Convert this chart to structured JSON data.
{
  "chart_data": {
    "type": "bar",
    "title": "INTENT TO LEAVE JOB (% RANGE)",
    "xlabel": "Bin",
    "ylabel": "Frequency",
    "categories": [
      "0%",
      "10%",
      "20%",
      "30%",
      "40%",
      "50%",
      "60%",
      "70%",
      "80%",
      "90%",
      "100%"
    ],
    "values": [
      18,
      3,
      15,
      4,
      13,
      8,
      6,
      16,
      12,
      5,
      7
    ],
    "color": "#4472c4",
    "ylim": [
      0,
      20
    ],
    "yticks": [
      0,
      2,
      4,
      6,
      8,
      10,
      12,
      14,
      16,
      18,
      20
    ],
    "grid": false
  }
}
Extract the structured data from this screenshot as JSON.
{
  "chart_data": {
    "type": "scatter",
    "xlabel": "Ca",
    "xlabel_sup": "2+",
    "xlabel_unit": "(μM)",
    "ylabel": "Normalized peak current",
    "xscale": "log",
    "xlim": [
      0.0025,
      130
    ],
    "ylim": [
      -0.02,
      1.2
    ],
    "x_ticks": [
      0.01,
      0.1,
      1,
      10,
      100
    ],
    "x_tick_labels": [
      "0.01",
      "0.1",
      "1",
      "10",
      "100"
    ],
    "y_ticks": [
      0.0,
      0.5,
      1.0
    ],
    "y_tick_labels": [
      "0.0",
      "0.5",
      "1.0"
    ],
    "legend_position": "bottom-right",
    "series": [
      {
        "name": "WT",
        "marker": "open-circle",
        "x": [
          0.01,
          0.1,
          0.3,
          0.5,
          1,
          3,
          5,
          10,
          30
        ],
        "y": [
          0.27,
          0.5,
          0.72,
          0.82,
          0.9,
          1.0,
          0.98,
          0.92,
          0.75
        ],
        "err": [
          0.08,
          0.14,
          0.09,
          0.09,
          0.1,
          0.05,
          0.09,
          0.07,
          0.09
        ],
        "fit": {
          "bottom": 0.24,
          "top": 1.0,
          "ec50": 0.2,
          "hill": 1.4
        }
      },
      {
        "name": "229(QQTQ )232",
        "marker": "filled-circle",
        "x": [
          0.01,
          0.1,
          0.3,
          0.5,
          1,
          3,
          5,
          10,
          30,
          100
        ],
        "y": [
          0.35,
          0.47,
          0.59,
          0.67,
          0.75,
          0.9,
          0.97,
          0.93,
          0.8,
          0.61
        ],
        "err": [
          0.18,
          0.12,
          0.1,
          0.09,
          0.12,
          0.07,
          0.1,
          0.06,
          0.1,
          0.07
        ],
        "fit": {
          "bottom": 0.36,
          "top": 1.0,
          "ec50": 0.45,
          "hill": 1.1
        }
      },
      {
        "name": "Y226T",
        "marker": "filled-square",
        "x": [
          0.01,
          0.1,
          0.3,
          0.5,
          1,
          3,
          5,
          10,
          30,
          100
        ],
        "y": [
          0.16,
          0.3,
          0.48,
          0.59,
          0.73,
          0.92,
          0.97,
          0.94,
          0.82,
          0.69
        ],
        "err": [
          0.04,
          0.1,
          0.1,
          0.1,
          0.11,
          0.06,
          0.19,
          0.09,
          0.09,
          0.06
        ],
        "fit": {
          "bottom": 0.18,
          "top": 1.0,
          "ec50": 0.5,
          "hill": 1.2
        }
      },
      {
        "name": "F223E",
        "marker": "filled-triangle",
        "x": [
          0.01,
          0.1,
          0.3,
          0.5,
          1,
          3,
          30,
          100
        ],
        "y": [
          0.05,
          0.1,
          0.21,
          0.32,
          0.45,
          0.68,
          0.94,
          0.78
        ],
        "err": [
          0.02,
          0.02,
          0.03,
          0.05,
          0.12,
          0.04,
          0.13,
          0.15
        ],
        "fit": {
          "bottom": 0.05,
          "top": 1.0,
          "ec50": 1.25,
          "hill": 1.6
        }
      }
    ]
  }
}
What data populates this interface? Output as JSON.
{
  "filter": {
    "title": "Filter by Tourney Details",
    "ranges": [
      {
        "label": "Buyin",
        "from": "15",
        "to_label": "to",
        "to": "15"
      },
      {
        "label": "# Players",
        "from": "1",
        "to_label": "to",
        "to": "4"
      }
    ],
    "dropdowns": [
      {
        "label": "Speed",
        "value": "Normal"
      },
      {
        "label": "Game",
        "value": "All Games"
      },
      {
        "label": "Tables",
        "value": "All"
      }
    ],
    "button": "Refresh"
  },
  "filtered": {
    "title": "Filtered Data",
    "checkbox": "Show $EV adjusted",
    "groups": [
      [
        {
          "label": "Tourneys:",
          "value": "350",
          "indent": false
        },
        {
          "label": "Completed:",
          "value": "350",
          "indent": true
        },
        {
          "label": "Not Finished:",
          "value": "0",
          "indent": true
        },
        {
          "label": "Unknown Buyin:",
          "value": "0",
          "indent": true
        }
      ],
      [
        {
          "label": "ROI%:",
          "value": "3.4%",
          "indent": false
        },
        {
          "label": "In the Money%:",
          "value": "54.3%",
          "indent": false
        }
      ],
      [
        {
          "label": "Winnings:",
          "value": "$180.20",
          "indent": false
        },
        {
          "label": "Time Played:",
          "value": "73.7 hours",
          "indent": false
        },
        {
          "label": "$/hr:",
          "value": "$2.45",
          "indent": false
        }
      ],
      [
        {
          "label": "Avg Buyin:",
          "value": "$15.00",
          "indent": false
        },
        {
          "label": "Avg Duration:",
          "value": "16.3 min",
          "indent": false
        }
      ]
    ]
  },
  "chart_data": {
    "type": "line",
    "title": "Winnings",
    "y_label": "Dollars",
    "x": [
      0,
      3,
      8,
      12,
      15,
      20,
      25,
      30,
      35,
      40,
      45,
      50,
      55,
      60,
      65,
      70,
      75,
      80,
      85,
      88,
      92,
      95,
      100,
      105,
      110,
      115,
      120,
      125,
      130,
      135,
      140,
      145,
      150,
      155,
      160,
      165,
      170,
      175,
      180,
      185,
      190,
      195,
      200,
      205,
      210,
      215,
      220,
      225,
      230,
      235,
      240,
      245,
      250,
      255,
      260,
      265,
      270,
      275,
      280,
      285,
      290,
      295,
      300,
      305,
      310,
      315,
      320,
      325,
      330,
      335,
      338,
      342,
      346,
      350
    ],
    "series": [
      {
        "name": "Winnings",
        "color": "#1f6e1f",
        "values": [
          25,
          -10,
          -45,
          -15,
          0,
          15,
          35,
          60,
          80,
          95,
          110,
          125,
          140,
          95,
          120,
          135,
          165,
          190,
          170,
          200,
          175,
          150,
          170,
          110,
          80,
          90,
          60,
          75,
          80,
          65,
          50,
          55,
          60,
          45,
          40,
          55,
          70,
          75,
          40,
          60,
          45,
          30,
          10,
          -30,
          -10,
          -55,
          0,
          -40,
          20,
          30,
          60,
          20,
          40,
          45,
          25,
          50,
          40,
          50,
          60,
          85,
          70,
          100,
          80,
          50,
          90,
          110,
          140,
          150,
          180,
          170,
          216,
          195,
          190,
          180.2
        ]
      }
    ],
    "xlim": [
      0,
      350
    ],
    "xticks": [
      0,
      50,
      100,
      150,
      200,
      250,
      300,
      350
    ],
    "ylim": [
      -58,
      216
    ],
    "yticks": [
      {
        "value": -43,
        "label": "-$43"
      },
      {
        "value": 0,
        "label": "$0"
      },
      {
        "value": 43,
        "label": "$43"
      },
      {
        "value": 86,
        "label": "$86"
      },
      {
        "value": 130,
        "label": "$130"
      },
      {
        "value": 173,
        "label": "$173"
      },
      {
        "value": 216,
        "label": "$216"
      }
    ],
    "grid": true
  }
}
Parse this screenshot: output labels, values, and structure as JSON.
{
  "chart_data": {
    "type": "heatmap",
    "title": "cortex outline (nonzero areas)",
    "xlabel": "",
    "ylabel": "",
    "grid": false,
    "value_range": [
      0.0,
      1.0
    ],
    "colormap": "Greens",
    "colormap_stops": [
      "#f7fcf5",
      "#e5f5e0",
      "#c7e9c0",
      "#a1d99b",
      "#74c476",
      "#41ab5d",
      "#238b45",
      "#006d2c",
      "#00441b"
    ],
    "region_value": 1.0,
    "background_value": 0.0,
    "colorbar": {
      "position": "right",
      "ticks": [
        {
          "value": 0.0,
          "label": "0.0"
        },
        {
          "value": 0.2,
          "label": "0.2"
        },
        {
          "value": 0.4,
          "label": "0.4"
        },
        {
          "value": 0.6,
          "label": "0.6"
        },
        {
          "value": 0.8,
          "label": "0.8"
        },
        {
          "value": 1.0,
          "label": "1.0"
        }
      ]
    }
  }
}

• [BRIEF]
Using the records above, find and show each line with the string "marker".

• [WRITTEN REPLY]
        "marker": "open-circle",
        "marker": "filled-circle",
        "marker": "filled-square",
        "marker": "filled-triangle",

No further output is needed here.